[Exercise brief]: Look through the data below and return each line where "events" appears.

[Input data]:
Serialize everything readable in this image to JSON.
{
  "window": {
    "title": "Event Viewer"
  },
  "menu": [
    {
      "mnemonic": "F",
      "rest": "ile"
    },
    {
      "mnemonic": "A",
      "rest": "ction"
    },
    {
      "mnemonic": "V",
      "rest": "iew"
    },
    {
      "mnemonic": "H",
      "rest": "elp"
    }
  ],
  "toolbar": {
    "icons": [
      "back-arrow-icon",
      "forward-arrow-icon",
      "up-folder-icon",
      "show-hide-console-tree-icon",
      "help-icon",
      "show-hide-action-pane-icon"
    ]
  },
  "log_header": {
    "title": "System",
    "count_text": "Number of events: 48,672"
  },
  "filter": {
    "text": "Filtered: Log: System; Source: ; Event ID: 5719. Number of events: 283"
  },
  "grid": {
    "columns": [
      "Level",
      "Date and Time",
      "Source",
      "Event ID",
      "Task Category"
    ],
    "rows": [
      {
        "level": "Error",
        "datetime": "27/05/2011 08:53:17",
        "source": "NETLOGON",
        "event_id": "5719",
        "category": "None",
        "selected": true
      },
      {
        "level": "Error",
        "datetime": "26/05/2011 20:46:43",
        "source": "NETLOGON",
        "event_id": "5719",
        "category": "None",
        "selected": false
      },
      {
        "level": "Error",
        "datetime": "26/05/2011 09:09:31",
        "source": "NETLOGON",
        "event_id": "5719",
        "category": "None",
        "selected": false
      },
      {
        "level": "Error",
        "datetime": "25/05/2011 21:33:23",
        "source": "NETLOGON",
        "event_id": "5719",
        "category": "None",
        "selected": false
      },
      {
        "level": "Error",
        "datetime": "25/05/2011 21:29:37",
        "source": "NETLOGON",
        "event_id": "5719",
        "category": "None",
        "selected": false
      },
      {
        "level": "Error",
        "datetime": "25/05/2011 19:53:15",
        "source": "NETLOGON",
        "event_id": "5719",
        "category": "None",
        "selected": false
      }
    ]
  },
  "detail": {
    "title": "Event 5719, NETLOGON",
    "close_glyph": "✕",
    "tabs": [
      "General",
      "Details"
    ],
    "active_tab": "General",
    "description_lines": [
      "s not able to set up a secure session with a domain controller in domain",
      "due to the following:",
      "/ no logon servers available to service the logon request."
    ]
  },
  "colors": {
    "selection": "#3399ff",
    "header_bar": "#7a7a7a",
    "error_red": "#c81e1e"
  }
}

[Output]:
    "count_text": "Number of events: 48,672"
    "text": "Filtered: Log: System; Source: ; Event ID: 5719. Number of events: 283"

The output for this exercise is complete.